• _GIVEN TEXT_
*-*-*

Best practices for moving UTF8 databases

Started by Phoenix Kiulaover 16 years ago27 messagesgeneral
Jump to latest
#1Phoenix Kiula
phoenix.kiula@gmail.com

Hi. I *always* get an error moving my current fully utf-8 database
data into a new DB.

My server has the version 8.3 with a five year old DB. Everything, all
collation, LC_LOCALE etc are all utf8.

When I install a new Postgresql 8.4 on my home Mac OSX machine (after
losing some hair) I set everything about a new database to be utf8. At
least anything I could see in PgAdmin.

But when I pull in the data dump from the server I always see that
error from the utf8 mismatch and such.

So, my question. What is a good way to make sure that error does NOT
occur? I simply wish to replicate the server database on another PG
installation. What should one do?

#2Laurenz Albe
laurenz.albe@cybertec.at
In reply to: Phoenix Kiula (#1)
Re: Best practices for moving UTF8 databases

Phoenix Kiula wrote:

Hi. I *always* get an error moving my current fully utf-8 database
data into a new DB.

My server has the version 8.3 with a five year old DB. Everything, all
collation, LC_LOCALE etc are all utf8.

When I install a new Postgresql 8.4 on my home Mac OSX machine (after
losing some hair) I set everything about a new database to be utf8. At
least anything I could see in PgAdmin.

But when I pull in the data dump from the server I always see that
error from the utf8 mismatch and such.

So, my question. What is a good way to make sure that error does NOT
occur? I simply wish to replicate the server database on another PG
installation. What should one do?

Improve PostgreSQL so that there are no more loopholes how you can
enter incorrect data :^(

8.3 is about one and a half years old, so your database must have
oribinated with an older release. Correctness checks have improved
considerably over the years.

*-*-*

• _RECORD LIST_

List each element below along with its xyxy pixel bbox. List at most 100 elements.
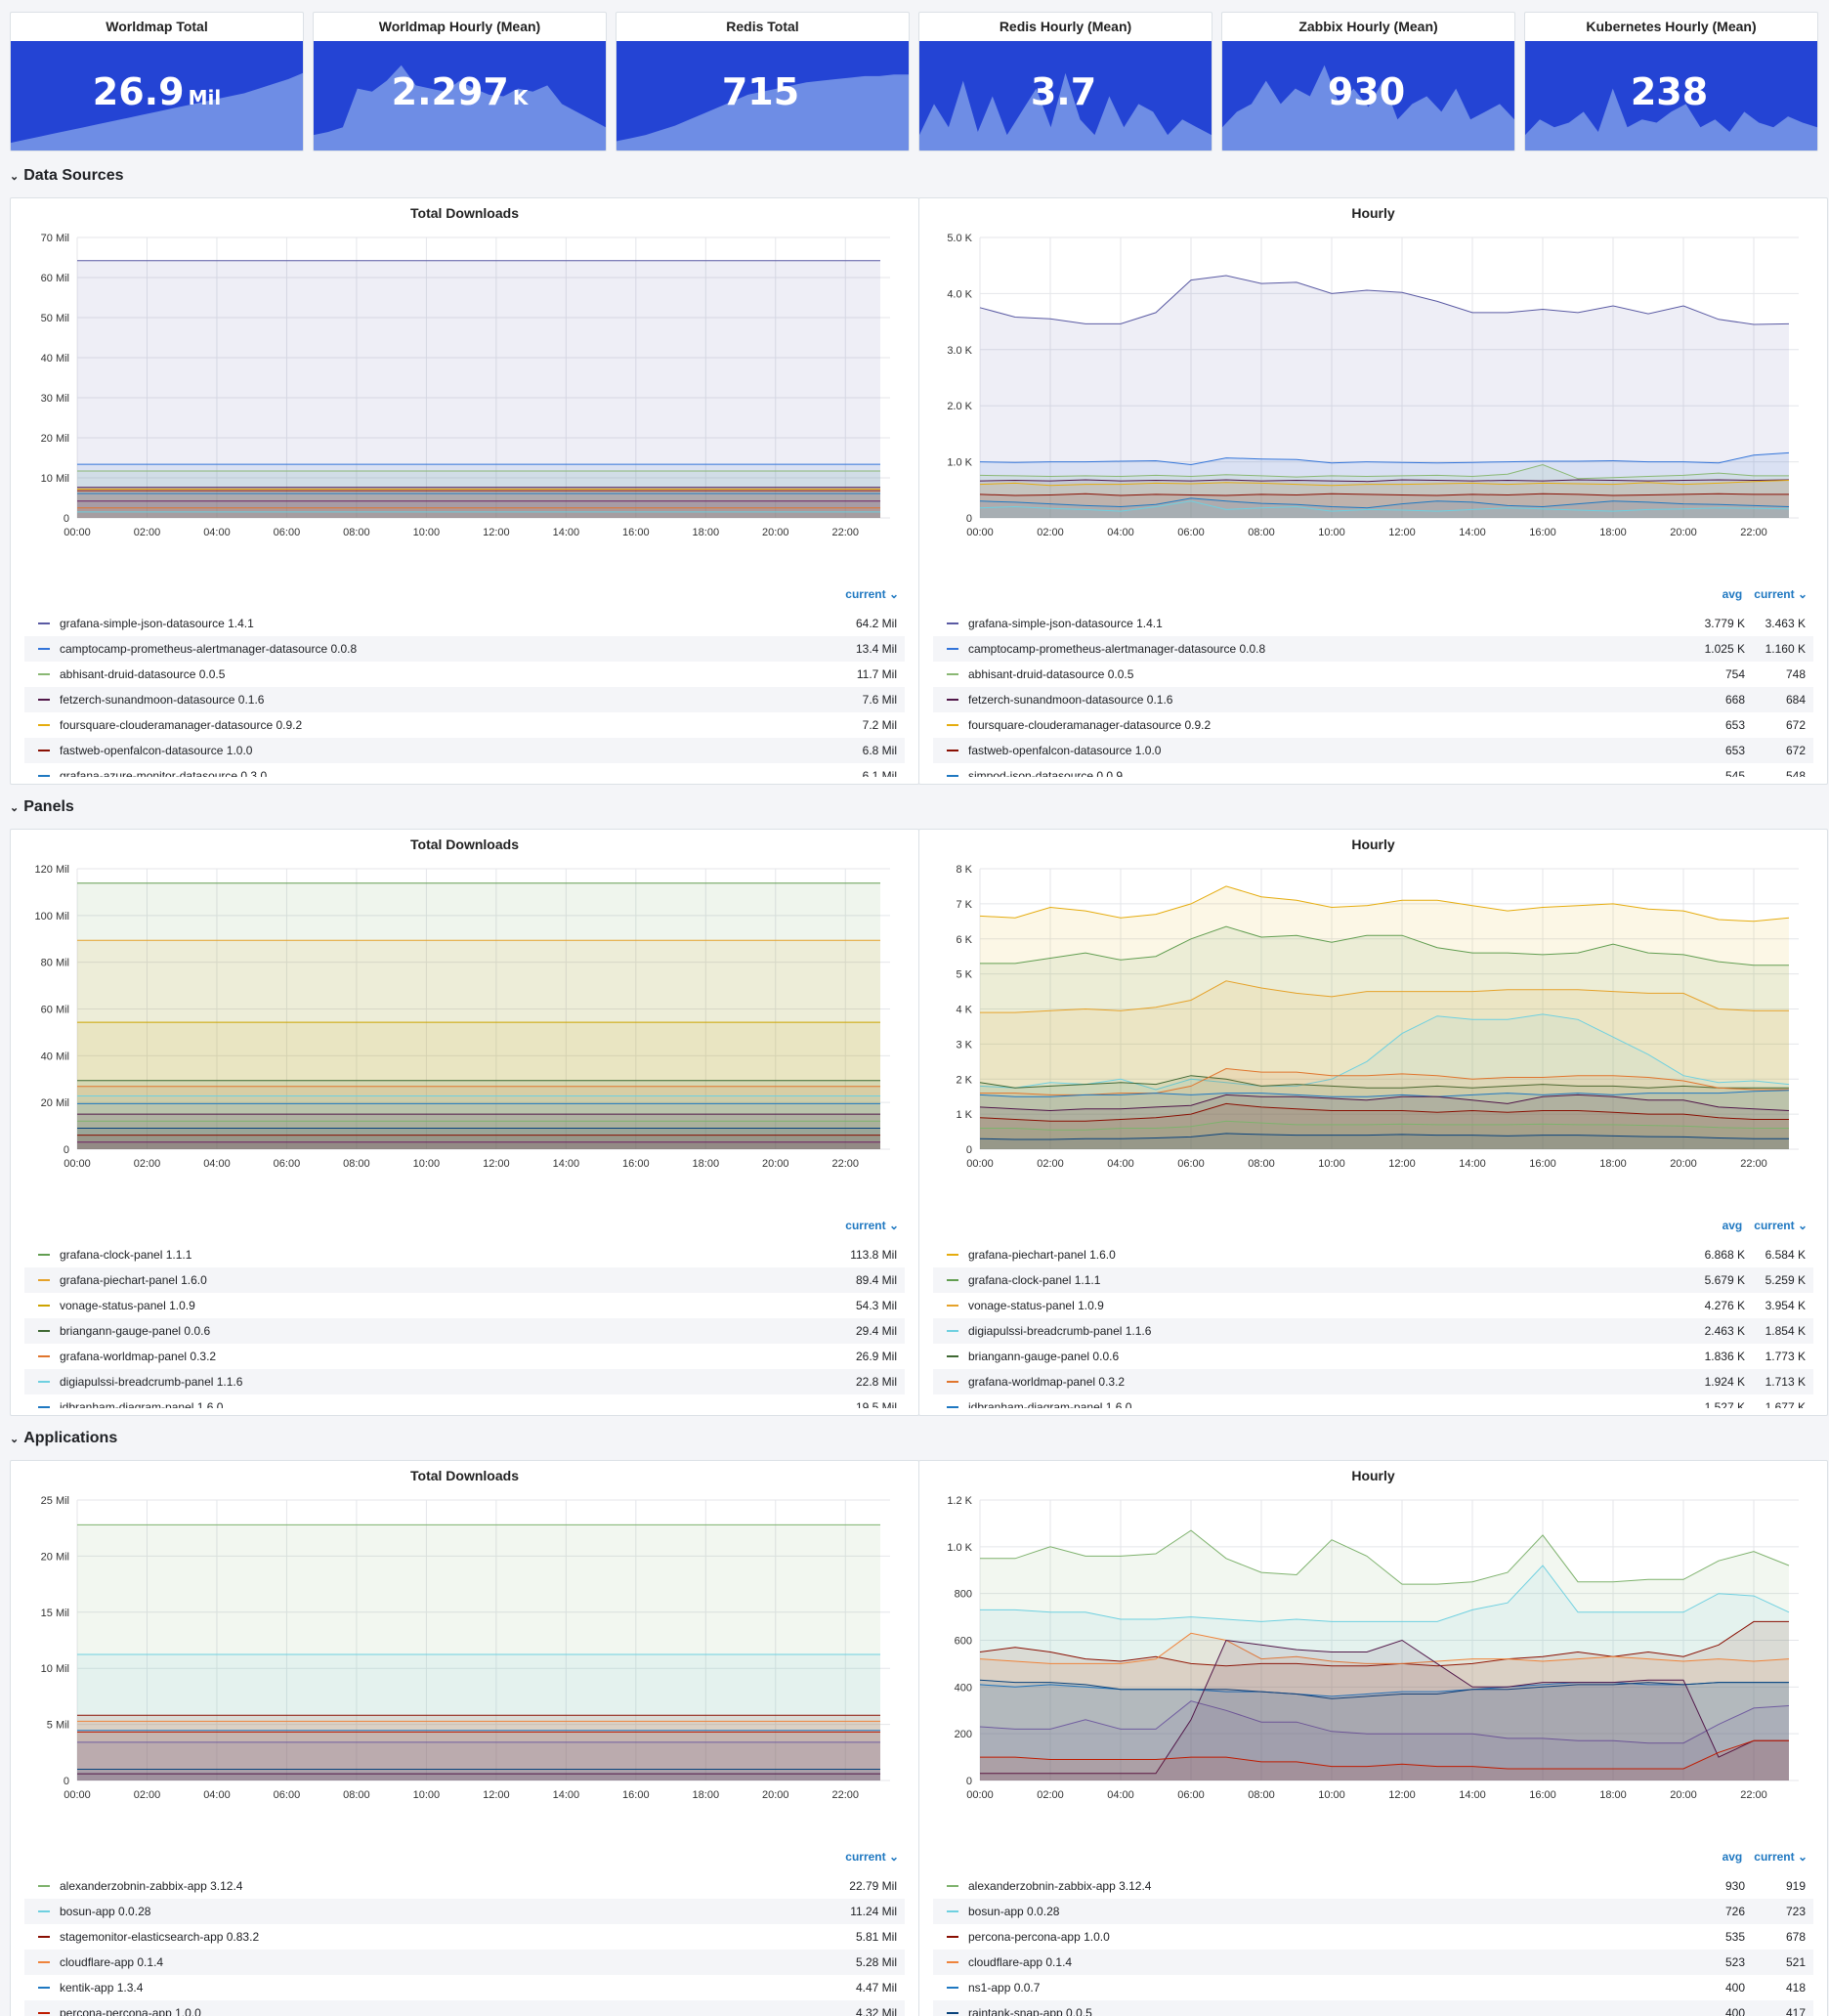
series-line: [979, 451, 1790, 466]
legend-item[interactable]: grafana-worldmap-panel 0.3.2 1.924 K 1.713…: [933, 1369, 1813, 1394]
legend-item[interactable]: simpod-json-datasource 0.0.9 545 548: [933, 763, 1813, 777]
stat-panel[interactable]: Kubernetes Hourly (Mean) 238: [1524, 12, 1818, 151]
chart-plot[interactable]: 0 1.0 K 2.0 K 3.0 K 4.0 K 5.0 K 00:00 02:00 04:0…: [919, 228, 1827, 550]
stat-panel[interactable]: Zabbix Hourly (Mean) 930: [1221, 12, 1515, 151]
legend-item[interactable]: bosun-app 0.0.28 11.24 Mil: [24, 1899, 905, 1924]
legend-sort-current[interactable]: current ⌄: [1754, 587, 1808, 601]
legend-item[interactable]: grafana-simple-json-datasource 1.4.1 64.2…: [24, 611, 905, 636]
legend-item[interactable]: grafana-piechart-panel 1.6.0 6.868 K 6.584…: [933, 1242, 1813, 1267]
legend-sort-current[interactable]: current ⌄: [845, 587, 899, 601]
legend-sort-avg[interactable]: avg: [1722, 1850, 1743, 1864]
x-tick-label: 22:00: [1740, 1158, 1767, 1170]
y-tick-label: 60 Mil: [41, 273, 69, 284]
x-tick-label: 16:00: [1529, 527, 1556, 538]
legend-color-swatch: [947, 1305, 958, 1307]
legend-item[interactable]: grafana-clock-panel 1.1.1 5.679 K 5.259 K: [933, 1267, 1813, 1293]
stat-panel[interactable]: Redis Hourly (Mean) 3.7: [918, 12, 1212, 151]
legend-sort-current[interactable]: current ⌄: [1754, 1850, 1808, 1864]
hourly-panel[interactable]: Hourly 0 1.0 K 2.0 K 3.0 K 4.0 K 5.0 K 00:00 02:…: [918, 197, 1828, 785]
legend-sort-avg[interactable]: avg: [1722, 1219, 1743, 1232]
legend-item[interactable]: fastweb-openfalcon-datasource 1.0.0 6.8 M…: [24, 738, 905, 763]
legend-list[interactable]: grafana-clock-panel 1.1.1 113.8 Mil grafan…: [24, 1242, 905, 1408]
legend-item[interactable]: camptocamp-prometheus-alertmanager-datas…: [933, 636, 1813, 662]
legend-list[interactable]: alexanderzobnin-zabbix-app 3.12.4 22.79 M…: [24, 1873, 905, 2016]
stat-number: 26.9: [92, 70, 185, 113]
legend-item[interactable]: kentik-app 1.3.4 4.47 Mil: [24, 1975, 905, 2000]
row-header[interactable]: ⌄ Applications: [10, 1427, 117, 1450]
legend-item[interactable]: foursquare-clouderamanager-datasource 0.…: [933, 712, 1813, 738]
series-area: [77, 500, 880, 518]
legend-list[interactable]: grafana-simple-json-datasource 1.4.1 64.2…: [24, 611, 905, 777]
legend-current-value: 672: [1785, 744, 1806, 757]
legend-item[interactable]: grafana-simple-json-datasource 1.4.1 3.77…: [933, 611, 1813, 636]
series-line: [980, 980, 1789, 1013]
legend-item[interactable]: fetzerch-sunandmoon-datasource 0.1.6 7.6 …: [24, 687, 905, 712]
legend-item[interactable]: percona-percona-app 1.0.0 535 678: [933, 1924, 1813, 1950]
legend-item[interactable]: raintank-snap-app 0.0.5 400 417: [933, 2000, 1813, 2016]
series-line: [979, 1013, 1790, 1091]
chart-plot[interactable]: 0 1 K 2 K 3 K 4 K 5 K 6 K 7 K 8 K 00:00 02:00 04:00…: [919, 859, 1827, 1181]
legend-avg-value: 653: [1724, 744, 1745, 757]
chart-plot[interactable]: 0 20 Mil 40 Mil 60 Mil 80 Mil 100 Mil 120 Mil 0…: [11, 859, 918, 1181]
legend-item[interactable]: briangann-gauge-panel 0.0.6 1.836 K 1.773 …: [933, 1344, 1813, 1369]
y-tick-label: 3 K: [956, 1039, 972, 1051]
legend-color-swatch: [38, 2012, 50, 2014]
legend-list[interactable]: grafana-simple-json-datasource 1.4.1 3.77…: [933, 611, 1813, 777]
legend-item[interactable]: grafana-azure-monitor-datasource 0.3.0 6.…: [24, 763, 905, 777]
legend-item[interactable]: vonage-status-panel 1.0.9 54.3 Mil: [24, 1293, 905, 1318]
legend-item[interactable]: cloudflare-app 0.1.4 523 521: [933, 1950, 1813, 1975]
total-downloads-panel[interactable]: Total Downloads 0 5 Mil 10 Mil 15 Mil 20 Mil 2…: [10, 1460, 919, 2016]
hourly-panel[interactable]: Hourly 0 1 K 2 K 3 K 4 K 5 K 6 K 7 K 8 K 00:00 02:0…: [918, 829, 1828, 1416]
legend-item[interactable]: abhisant-druid-datasource 0.0.5 754 748: [933, 662, 1813, 687]
row-header[interactable]: ⌄ Data Sources: [10, 164, 123, 188]
legend-item[interactable]: jdbranham-diagram-panel 1.6.0 1.527 K 1.67…: [933, 1394, 1813, 1408]
total-downloads-panel[interactable]: Total Downloads 0 10 Mil 20 Mil 30 Mil 40 Mil…: [10, 197, 919, 785]
legend-list[interactable]: grafana-piechart-panel 1.6.0 6.868 K 6.584…: [933, 1242, 1813, 1408]
legend-sort-avg[interactable]: avg: [1722, 587, 1743, 601]
legend-item[interactable]: digiapulssi-breadcrumb-panel 1.1.6 2.463 …: [933, 1318, 1813, 1344]
stat-panel[interactable]: Redis Total 715: [616, 12, 910, 151]
x-tick-label: 00:00: [966, 1158, 994, 1170]
series-line: [979, 497, 1790, 509]
legend-item[interactable]: bosun-app 0.0.28 726 723: [933, 1899, 1813, 1924]
legend-list[interactable]: alexanderzobnin-zabbix-app 3.12.4 930 919 b…: [933, 1873, 1813, 2016]
legend-item[interactable]: percona-percona-app 1.0.0 4.32 Mil: [24, 2000, 905, 2016]
legend-item[interactable]: abhisant-druid-datasource 0.0.5 11.7 Mil: [24, 662, 905, 687]
legend-color-swatch: [947, 1406, 958, 1408]
legend-item[interactable]: cloudflare-app 0.1.4 5.28 Mil: [24, 1950, 905, 1975]
y-tick-label: 2 K: [956, 1074, 972, 1086]
legend-item[interactable]: jdbranham-diagram-panel 1.6.0 19.5 Mil: [24, 1394, 905, 1408]
legend-item[interactable]: vonage-status-panel 1.0.9 4.276 K 3.954 K: [933, 1293, 1813, 1318]
legend-item[interactable]: briangann-gauge-panel 0.0.6 29.4 Mil: [24, 1318, 905, 1344]
legend-item[interactable]: alexanderzobnin-zabbix-app 3.12.4 930 919: [933, 1873, 1813, 1899]
legend-item[interactable]: grafana-worldmap-panel 0.3.2 26.9 Mil: [24, 1344, 905, 1369]
legend-sort-current[interactable]: current ⌄: [1754, 1219, 1808, 1232]
row-header[interactable]: ⌄ Panels: [10, 795, 74, 819]
legend-item[interactable]: fetzerch-sunandmoon-datasource 0.1.6 668 6…: [933, 687, 1813, 712]
legend-item[interactable]: fastweb-openfalcon-datasource 1.0.0 653 67…: [933, 738, 1813, 763]
row-title: Applications: [23, 1430, 118, 1446]
total-downloads-panel[interactable]: Total Downloads 0 20 Mil 40 Mil 60 Mil 80 Mil…: [10, 829, 919, 1416]
hourly-panel[interactable]: Hourly 0 200 400 600 800 1.0 K 1.2 K 00:00 02:00 0…: [918, 1460, 1828, 2016]
chart-plot[interactable]: 0 10 Mil 20 Mil 30 Mil 40 Mil 50 Mil 60 Mil 70 …: [11, 228, 918, 550]
legend-item[interactable]: camptocamp-prometheus-alertmanager-datas…: [24, 636, 905, 662]
chart-plot[interactable]: 0 5 Mil 10 Mil 15 Mil 20 Mil 25 Mil 00:00 02:00…: [11, 1490, 918, 1813]
legend-item[interactable]: stagemonitor-elasticsearch-app 0.83.2 5.8…: [24, 1924, 905, 1950]
legend-item[interactable]: foursquare-clouderamanager-datasource 0.…: [24, 712, 905, 738]
legend-color-swatch: [38, 1254, 50, 1256]
legend-item[interactable]: ns1-app 0.0.7 400 418: [933, 1975, 1813, 2000]
legend-item[interactable]: digiapulssi-breadcrumb-panel 1.1.6 22.8 M…: [24, 1369, 905, 1394]
chart-plot[interactable]: 0 200 400 600 800 1.0 K 1.2 K 00:00 02:00 04:00 06…: [919, 1490, 1827, 1813]
x-tick-label: 08:00: [343, 1158, 370, 1170]
legend-item[interactable]: grafana-piechart-panel 1.6.0 89.4 Mil: [24, 1267, 905, 1293]
legend-item[interactable]: alexanderzobnin-zabbix-app 3.12.4 22.79 M…: [24, 1873, 905, 1899]
stat-panel[interactable]: Worldmap Total 26.9 Mil: [10, 12, 304, 151]
legend-item[interactable]: grafana-clock-panel 1.1.1 113.8 Mil: [24, 1242, 905, 1267]
series-area: [980, 464, 1789, 518]
series-line: [979, 1679, 1789, 1699]
legend-color-swatch: [947, 1254, 958, 1256]
legend-sort-current[interactable]: current ⌄: [845, 1850, 899, 1864]
legend-sort-current[interactable]: current ⌄: [845, 1219, 899, 1232]
stat-panel[interactable]: Worldmap Hourly (Mean) 2.297 K: [313, 12, 607, 151]
x-tick-label: 02:00: [134, 1158, 161, 1170]
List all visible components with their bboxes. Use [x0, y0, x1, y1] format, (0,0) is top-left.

*-*-*

• _REQUIREMENTS_
1. Using the UTF8 database thread, answer each question briefly:
(a) Which PostgreSQL version runs on the server?
(b) Where was PostgreSQL 8.4 installed?
(c) How old does the reply say version 8.3 is?
2. Decide whether each statement agrees with the UTF8 database thread. For each one, answer yes or no and quote the words that decide it.
(a) The database on the server is five years old.
(b) The reply says correctness checks have become weaker over time.
(c) The new database was set to utf8.
3. From the UTF8 database thread, extract the stretch from "Improve PostgreSQL so" through "over the years.".

• _ANSWERS FOR THE EXERCISE_
1.
(a) Version 8.3.
(b) On a home Mac OSX machine.
(c) About one and a half years old.

2.
(a) Yes: "My server has the version 8.3 with a five year old DB."
(b) No: "Correctness checks have improved considerably over the years."
(c) Yes: "I set everything about a new database to be utf8."

3.
Improve PostgreSQL so that there are no more loopholes how you can
enter incorrect data :^(

8.3 is about one and a half years old, so your database must have
oribinated with an older release. Correctness checks have improved
considerably over the years.